— START OF Task material —
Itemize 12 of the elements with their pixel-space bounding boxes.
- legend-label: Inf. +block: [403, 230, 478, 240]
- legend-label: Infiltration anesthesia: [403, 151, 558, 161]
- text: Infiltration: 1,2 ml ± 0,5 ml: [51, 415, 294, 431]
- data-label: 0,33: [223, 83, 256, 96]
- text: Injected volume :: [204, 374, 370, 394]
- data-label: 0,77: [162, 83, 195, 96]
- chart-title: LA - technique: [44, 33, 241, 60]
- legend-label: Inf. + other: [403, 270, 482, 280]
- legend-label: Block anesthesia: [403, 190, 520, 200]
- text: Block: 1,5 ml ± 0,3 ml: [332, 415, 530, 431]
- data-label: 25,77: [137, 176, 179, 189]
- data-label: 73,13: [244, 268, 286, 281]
— END OF Task material —
_Work required_.
Can you retype all of the records above, line for line, without changing a single character?

_Correct answer_.
Itemize 12 of the elements with their pixel-space bounding boxes.
- legend-label: Inf. +block: [403, 230, 478, 240]
- legend-label: Infiltration anesthesia: [403, 151, 558, 161]
- text: Infiltration: 1,2 ml ± 0,5 ml: [51, 415, 294, 431]
- data-label: 0,33: [223, 83, 256, 96]
- text: Injected volume :: [204, 374, 370, 394]
- data-label: 0,77: [162, 83, 195, 96]
- chart-title: LA - technique: [44, 33, 241, 60]
- legend-label: Inf. + other: [403, 270, 482, 280]
- legend-label: Block anesthesia: [403, 190, 520, 200]
- text: Block: 1,5 ml ± 0,3 ml: [332, 415, 530, 431]
- data-label: 25,77: [137, 176, 179, 189]
- data-label: 73,13: [244, 268, 286, 281]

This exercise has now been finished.